[Recorded data]
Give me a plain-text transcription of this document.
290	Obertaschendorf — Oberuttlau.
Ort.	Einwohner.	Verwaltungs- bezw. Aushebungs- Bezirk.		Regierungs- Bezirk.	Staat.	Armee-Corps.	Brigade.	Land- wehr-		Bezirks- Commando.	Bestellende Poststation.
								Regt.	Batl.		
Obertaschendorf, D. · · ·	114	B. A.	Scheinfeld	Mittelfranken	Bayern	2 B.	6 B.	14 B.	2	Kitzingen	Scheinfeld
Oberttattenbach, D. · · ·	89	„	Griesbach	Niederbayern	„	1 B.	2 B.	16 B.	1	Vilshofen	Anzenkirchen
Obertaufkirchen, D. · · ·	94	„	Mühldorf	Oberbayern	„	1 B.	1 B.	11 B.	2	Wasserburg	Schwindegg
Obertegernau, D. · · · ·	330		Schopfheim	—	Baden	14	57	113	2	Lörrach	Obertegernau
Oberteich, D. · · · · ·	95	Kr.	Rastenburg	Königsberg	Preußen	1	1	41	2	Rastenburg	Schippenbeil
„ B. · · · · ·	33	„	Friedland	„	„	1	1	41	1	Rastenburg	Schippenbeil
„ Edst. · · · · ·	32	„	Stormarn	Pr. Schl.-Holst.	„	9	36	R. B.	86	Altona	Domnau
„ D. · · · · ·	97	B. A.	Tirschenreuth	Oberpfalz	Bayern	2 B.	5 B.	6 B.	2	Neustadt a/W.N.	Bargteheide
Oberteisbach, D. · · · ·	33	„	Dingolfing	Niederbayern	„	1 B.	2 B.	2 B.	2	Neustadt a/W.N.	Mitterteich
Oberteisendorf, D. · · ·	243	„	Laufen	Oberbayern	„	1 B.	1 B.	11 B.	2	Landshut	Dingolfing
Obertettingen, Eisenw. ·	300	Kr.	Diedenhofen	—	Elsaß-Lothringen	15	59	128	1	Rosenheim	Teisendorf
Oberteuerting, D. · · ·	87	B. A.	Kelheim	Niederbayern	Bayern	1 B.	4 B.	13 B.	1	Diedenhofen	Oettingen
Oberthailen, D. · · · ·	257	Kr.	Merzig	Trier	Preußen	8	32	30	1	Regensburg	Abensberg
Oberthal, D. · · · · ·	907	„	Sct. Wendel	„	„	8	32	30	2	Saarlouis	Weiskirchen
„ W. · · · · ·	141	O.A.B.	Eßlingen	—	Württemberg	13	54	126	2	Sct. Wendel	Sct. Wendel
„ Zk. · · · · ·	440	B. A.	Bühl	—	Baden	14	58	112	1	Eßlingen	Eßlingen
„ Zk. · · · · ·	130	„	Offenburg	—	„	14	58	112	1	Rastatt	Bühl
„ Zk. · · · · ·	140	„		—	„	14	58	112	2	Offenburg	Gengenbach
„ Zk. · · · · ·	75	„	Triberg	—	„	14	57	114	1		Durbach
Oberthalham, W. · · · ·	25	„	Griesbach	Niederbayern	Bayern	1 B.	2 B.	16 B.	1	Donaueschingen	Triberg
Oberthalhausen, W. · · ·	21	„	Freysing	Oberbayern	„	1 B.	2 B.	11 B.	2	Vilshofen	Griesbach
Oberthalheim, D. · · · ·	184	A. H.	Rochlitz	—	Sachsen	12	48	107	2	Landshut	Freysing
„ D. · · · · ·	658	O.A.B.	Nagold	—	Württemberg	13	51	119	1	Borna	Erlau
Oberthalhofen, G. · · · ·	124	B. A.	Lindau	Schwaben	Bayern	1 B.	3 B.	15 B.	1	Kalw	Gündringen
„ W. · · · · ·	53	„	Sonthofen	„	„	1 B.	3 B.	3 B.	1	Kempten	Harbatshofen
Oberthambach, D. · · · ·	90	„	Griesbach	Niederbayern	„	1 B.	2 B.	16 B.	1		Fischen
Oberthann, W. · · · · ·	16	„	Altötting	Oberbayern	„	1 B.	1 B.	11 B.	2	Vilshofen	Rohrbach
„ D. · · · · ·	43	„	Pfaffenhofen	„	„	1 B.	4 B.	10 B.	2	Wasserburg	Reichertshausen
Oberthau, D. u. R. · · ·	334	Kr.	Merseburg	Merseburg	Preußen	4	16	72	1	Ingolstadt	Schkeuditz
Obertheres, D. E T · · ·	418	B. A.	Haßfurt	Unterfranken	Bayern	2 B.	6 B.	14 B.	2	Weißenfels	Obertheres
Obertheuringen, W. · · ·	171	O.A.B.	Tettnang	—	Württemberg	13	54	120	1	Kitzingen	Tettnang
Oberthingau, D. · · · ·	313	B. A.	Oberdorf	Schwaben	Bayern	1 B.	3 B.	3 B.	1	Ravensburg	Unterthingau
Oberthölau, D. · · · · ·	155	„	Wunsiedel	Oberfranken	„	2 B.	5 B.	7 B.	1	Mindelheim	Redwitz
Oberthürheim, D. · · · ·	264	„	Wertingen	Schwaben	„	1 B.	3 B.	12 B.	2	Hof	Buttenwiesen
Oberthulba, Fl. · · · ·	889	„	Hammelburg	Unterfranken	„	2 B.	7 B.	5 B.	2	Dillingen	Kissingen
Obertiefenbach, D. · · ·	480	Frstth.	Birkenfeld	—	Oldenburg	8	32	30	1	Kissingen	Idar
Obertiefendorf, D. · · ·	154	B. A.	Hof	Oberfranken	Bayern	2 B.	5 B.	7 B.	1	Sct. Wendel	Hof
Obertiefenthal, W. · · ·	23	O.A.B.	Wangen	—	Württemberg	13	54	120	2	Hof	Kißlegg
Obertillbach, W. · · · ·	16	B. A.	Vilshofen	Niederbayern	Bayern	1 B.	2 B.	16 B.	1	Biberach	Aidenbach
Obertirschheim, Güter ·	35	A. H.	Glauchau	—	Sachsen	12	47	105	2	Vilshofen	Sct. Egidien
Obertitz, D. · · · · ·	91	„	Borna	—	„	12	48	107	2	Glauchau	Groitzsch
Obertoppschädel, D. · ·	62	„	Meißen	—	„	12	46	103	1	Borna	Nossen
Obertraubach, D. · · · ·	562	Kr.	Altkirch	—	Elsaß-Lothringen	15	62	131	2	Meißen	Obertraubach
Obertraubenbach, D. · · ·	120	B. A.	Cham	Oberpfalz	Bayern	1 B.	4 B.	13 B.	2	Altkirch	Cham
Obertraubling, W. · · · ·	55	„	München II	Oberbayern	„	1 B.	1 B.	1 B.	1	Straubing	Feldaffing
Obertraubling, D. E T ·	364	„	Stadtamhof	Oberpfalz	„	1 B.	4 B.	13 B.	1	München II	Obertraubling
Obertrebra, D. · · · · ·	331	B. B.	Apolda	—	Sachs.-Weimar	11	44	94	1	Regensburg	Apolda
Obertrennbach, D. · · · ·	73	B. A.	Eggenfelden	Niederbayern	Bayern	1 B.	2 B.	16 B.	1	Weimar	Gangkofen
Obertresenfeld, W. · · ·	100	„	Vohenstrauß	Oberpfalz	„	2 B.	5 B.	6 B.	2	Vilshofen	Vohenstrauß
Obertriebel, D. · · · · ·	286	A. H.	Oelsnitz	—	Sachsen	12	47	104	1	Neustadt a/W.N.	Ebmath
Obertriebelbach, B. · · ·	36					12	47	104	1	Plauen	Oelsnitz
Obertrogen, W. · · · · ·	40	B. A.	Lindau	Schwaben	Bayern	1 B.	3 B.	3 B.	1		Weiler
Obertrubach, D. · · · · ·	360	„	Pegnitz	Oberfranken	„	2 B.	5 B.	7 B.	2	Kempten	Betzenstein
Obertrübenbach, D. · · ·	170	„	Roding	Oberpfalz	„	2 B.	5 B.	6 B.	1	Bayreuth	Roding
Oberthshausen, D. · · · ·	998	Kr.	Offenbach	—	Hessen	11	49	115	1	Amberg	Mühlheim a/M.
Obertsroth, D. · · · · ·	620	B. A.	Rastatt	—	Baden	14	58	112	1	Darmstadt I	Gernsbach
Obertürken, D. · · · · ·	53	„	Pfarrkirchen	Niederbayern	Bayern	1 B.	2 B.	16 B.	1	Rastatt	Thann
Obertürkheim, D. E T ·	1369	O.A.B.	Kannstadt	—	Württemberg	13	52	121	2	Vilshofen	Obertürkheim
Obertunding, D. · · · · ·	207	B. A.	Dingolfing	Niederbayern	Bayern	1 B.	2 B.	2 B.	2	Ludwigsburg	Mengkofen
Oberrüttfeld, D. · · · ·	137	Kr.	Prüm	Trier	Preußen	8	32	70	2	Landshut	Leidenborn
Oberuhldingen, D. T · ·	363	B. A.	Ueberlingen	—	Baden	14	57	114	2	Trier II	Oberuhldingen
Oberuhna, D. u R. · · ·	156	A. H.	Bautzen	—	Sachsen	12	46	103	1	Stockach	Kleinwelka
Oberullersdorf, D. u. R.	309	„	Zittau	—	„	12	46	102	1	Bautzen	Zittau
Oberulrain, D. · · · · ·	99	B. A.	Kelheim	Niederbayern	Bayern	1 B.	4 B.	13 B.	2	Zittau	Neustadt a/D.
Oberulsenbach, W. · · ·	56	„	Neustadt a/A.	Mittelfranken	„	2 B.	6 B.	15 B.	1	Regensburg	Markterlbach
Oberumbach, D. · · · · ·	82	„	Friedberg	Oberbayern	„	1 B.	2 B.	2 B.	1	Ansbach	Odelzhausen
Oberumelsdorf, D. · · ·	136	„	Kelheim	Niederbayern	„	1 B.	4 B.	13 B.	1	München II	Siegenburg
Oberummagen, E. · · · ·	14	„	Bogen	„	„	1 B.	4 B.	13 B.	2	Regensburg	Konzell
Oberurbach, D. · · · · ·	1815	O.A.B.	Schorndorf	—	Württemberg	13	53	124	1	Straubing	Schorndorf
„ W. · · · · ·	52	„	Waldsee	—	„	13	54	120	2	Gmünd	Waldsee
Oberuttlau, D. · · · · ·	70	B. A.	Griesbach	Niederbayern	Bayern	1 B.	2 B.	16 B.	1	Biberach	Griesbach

Written request - Find each line with the string "Diedenhofen" and copy it out.

Answer for this exercise -
Obertettingen, Eisenw. ·	300	Kr.	Diedenhofen	—	Elsaß-Lothringen	15	59	128	1	Rosenheim	Teisendorf
Oberteuerting, D. · · ·	87	B. A.	Kelheim	Niederbayern	Bayern	1 B.	4 B.	13 B.	1	Diedenhofen	Oettingen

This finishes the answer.